Extracted records
══════════
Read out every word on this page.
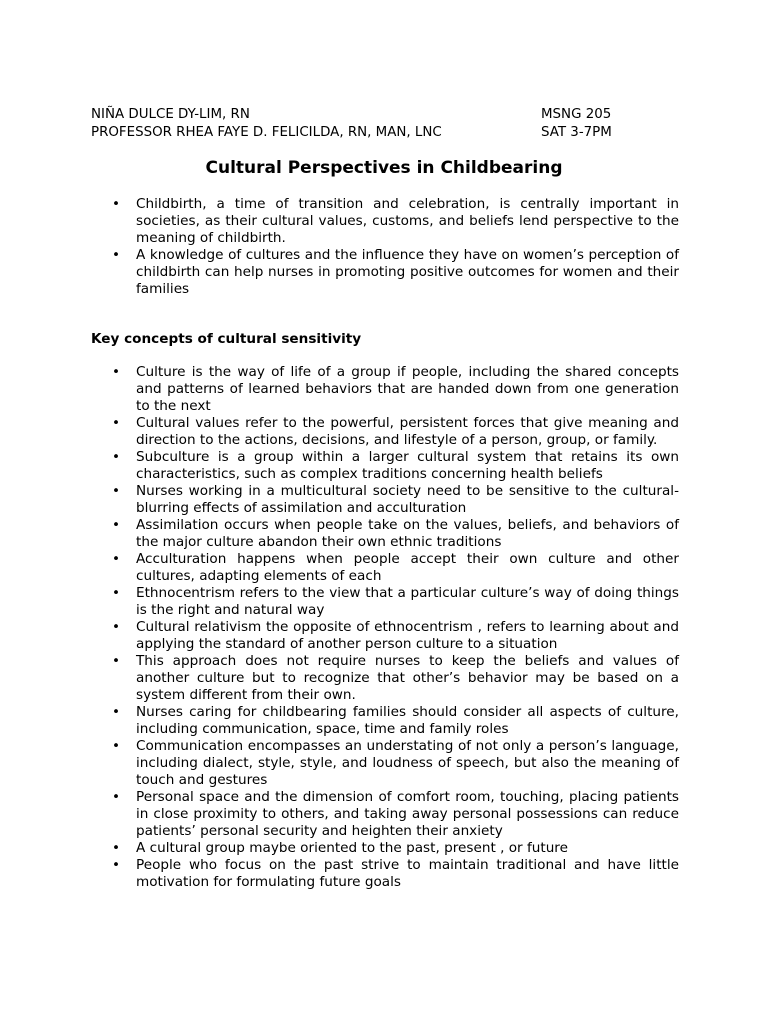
NIÑA DULCE DY-LIM, RN	MSNG 205
PROFESSOR RHEA FAYE D. FELICILDA, RN, MAN, LNC	SAT 3-7PM
Cultural Perspectives in Childbearing
• Childbirth, a time of transition and celebration, is centrally important in societies, as their cultural values, customs, and beliefs lend perspective to the meaning of childbirth.
• A knowledge of cultures and the influence they have on women’s perception of childbirth can help nurses in promoting positive outcomes for women and their families
Key concepts of cultural sensitivity
• Culture is the way of life of a group if people, including the shared concepts and patterns of learned behaviors that are handed down from one generation to the next
• Cultural values refer to the powerful, persistent forces that give meaning and direction to the actions, decisions, and lifestyle of a person, group, or family.
• Subculture is a group within a larger cultural system that retains its own characteristics, such as complex traditions concerning health beliefs
• Nurses working in a multicultural society need to be sensitive to the cultural-blurring effects of assimilation and acculturation
• Assimilation occurs when people take on the values, beliefs, and behaviors of the major culture abandon their own ethnic traditions
• Acculturation happens when people accept their own culture and other cultures, adapting elements of each
• Ethnocentrism refers to the view that a particular culture’s way of doing things is the right and natural way
• Cultural relativism the opposite of ethnocentrism , refers to learning about and applying the standard of another person culture to a situation
• This approach does not require nurses to keep the beliefs and values of another culture but to recognize that other’s behavior may be based on a system different from their own.
• Nurses caring for childbearing families should consider all aspects of culture, including communication, space, time and family roles
• Communication encompasses an understating of not only a person’s language, including dialect, style, style, and loudness of speech, but also the meaning of touch and gestures
• Personal space and the dimension of comfort room, touching, placing patients in close proximity to others, and taking away personal possessions can reduce patients’ personal security and heighten their anxiety
• A cultural group maybe oriented to the past, present , or future
• People who focus on the past strive to maintain traditional and have little motivation for formulating future goals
══════════
The problem
Could you return all of the entries above exactly, without any images?

Expected output
Read out every word on this page.
NIÑA DULCE DY-LIM, RN	MSNG 205
PROFESSOR RHEA FAYE D. FELICILDA, RN, MAN, LNC	SAT 3-7PM
Cultural Perspectives in Childbearing
• Childbirth, a time of transition and celebration, is centrally important in societies, as their cultural values, customs, and beliefs lend perspective to the meaning of childbirth.
• A knowledge of cultures and the influence they have on women’s perception of childbirth can help nurses in promoting positive outcomes for women and their families
Key concepts of cultural sensitivity
• Culture is the way of life of a group if people, including the shared concepts and patterns of learned behaviors that are handed down from one generation to the next
• Cultural values refer to the powerful, persistent forces that give meaning and direction to the actions, decisions, and lifestyle of a person, group, or family.
• Subculture is a group within a larger cultural system that retains its own characteristics, such as complex traditions concerning health beliefs
• Nurses working in a multicultural society need to be sensitive to the cultural-blurring effects of assimilation and acculturation
• Assimilation occurs when people take on the values, beliefs, and behaviors of the major culture abandon their own ethnic traditions
• Acculturation happens when people accept their own culture and other cultures, adapting elements of each
• Ethnocentrism refers to the view that a particular culture’s way of doing things is the right and natural way
• Cultural relativism the opposite of ethnocentrism , refers to learning about and applying the standard of another person culture to a situation
• This approach does not require nurses to keep the beliefs and values of another culture but to recognize that other’s behavior may be based on a system different from their own.
• Nurses caring for childbearing families should consider all aspects of culture, including communication, space, time and family roles
• Communication encompasses an understating of not only a person’s language, including dialect, style, style, and loudness of speech, but also the meaning of touch and gestures
• Personal space and the dimension of comfort room, touching, placing patients in close proximity to others, and taking away personal possessions can reduce patients’ personal security and heighten their anxiety
• A cultural group maybe oriented to the past, present , or future
• People who focus on the past strive to maintain traditional and have little motivation for formulating future goals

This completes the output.